Data in this exercise
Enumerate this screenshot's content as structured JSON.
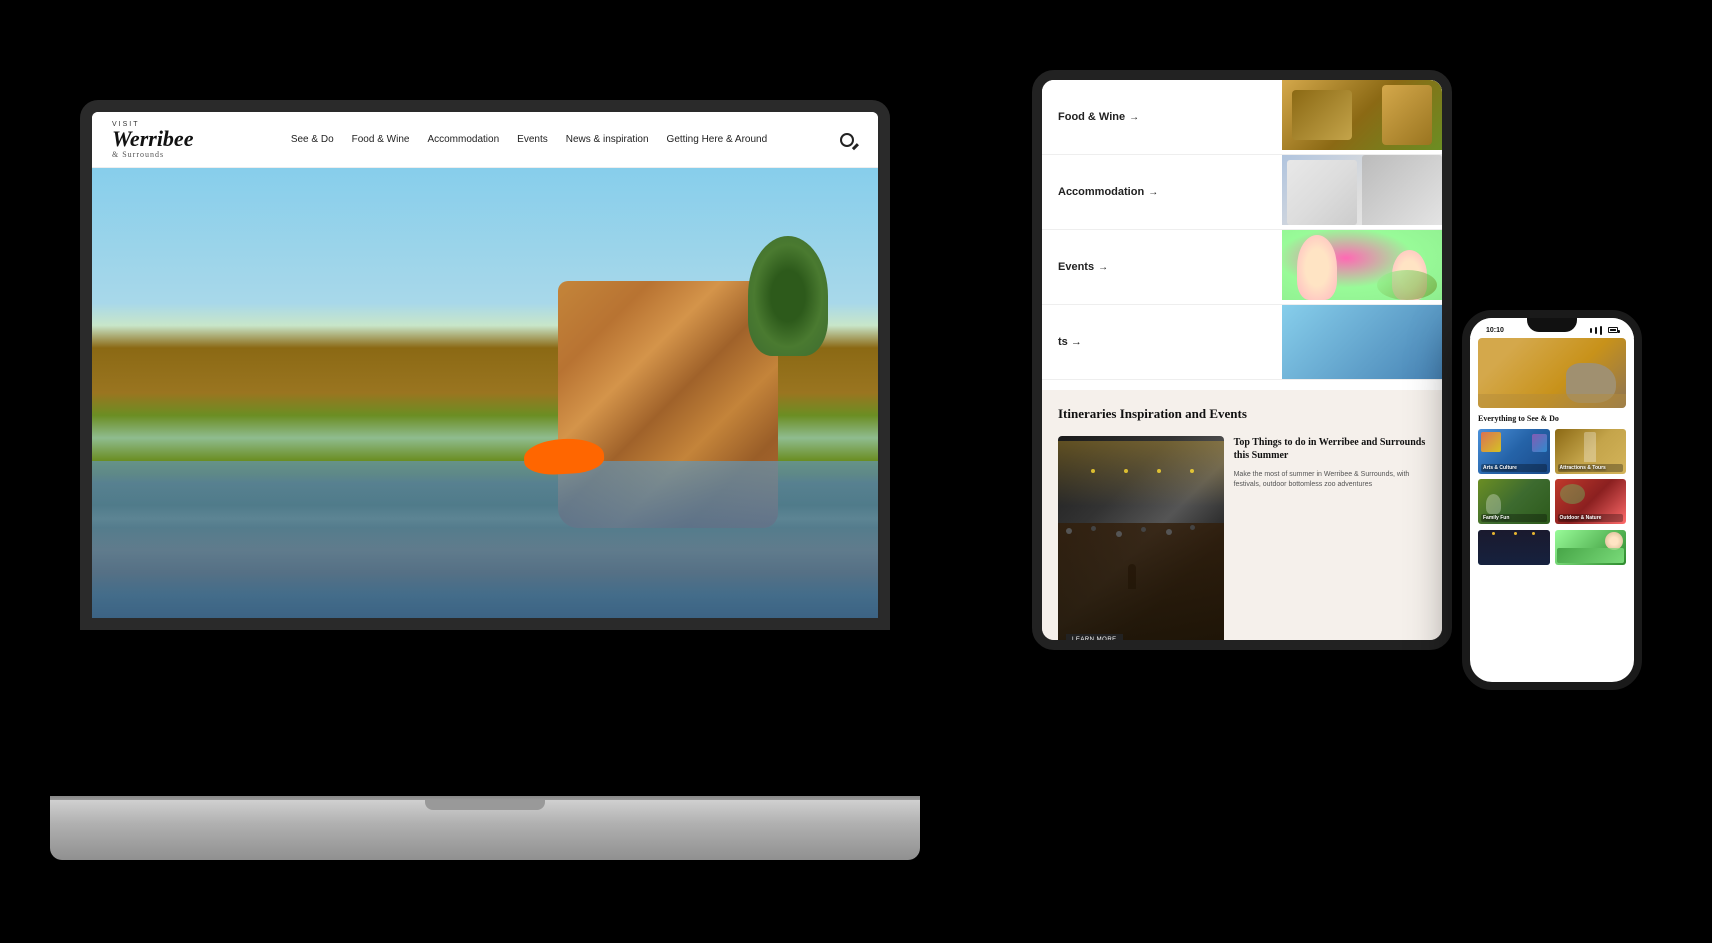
{
  "scene": {
    "background": "#000000"
  },
  "laptop": {
    "navbar": {
      "logo": {
        "visit": "VISIT",
        "name": "Werribee",
        "surrounds": "& Surrounds"
      },
      "links": [
        {
          "label": "See & Do"
        },
        {
          "label": "Food & Wine"
        },
        {
          "label": "Accommodation"
        },
        {
          "label": "Events"
        },
        {
          "label": "News & inspiration"
        },
        {
          "label": "Getting Here & Around"
        }
      ]
    },
    "hero": {
      "alt": "Two kayakers paddling orange kayaks on a river with red cliff faces and eucalyptus trees in the background under a blue sky"
    }
  },
  "tablet": {
    "nav_items": [
      {
        "label": "Food & Wine",
        "arrow": "→"
      },
      {
        "label": "Accommodation",
        "arrow": "→"
      },
      {
        "label": "Events",
        "arrow": "→"
      },
      {
        "label": "",
        "arrow": ""
      }
    ],
    "section_title": "Itineraries Inspiration and Events",
    "article": {
      "title": "Top Things to do in Werribee and Surrounds this Summer",
      "body": "Make the most of summer in Werribee & Surrounds, with festivals, outdoor bottomless zoo adventures",
      "cta": "LEARN MORE"
    }
  },
  "phone": {
    "status_bar": {
      "time": "10:10",
      "signal": "●●●",
      "wifi": "▲",
      "battery": "▮"
    },
    "hero_title": "Everything to See & Do",
    "grid_items": [
      {
        "label": "Arts & Culture"
      },
      {
        "label": "Attractions & Tours"
      },
      {
        "label": "Family Fun"
      },
      {
        "label": "Outdoor & Nature"
      }
    ],
    "grid_row2": [
      {
        "label": ""
      },
      {
        "label": ""
      }
    ]
  }
}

What is needed
Write out the records above exactly as they stand, leaving out every picture.

The output
Enumerate this screenshot's content as structured JSON.
{
  "scene": {
    "background": "#000000"
  },
  "laptop": {
    "navbar": {
      "logo": {
        "visit": "VISIT",
        "name": "Werribee",
        "surrounds": "& Surrounds"
      },
      "links": [
        {
          "label": "See & Do"
        },
        {
          "label": "Food & Wine"
        },
        {
          "label": "Accommodation"
        },
        {
          "label": "Events"
        },
        {
          "label": "News & inspiration"
        },
        {
          "label": "Getting Here & Around"
        }
      ]
    },
    "hero": {
      "alt": "Two kayakers paddling orange kayaks on a river with red cliff faces and eucalyptus trees in the background under a blue sky"
    }
  },
  "tablet": {
    "nav_items": [
      {
        "label": "Food & Wine",
        "arrow": "→"
      },
      {
        "label": "Accommodation",
        "arrow": "→"
      },
      {
        "label": "Events",
        "arrow": "→"
      },
      {
        "label": "",
        "arrow": ""
      }
    ],
    "section_title": "Itineraries Inspiration and Events",
    "article": {
      "title": "Top Things to do in Werribee and Surrounds this Summer",
      "body": "Make the most of summer in Werribee & Surrounds, with festivals, outdoor bottomless zoo adventures",
      "cta": "LEARN MORE"
    }
  },
  "phone": {
    "status_bar": {
      "time": "10:10",
      "signal": "●●●",
      "wifi": "▲",
      "battery": "▮"
    },
    "hero_title": "Everything to See & Do",
    "grid_items": [
      {
        "label": "Arts & Culture"
      },
      {
        "label": "Attractions & Tours"
      },
      {
        "label": "Family Fun"
      },
      {
        "label": "Outdoor & Nature"
      }
    ],
    "grid_row2": [
      {
        "label": ""
      },
      {
        "label": ""
      }
    ]
  }
}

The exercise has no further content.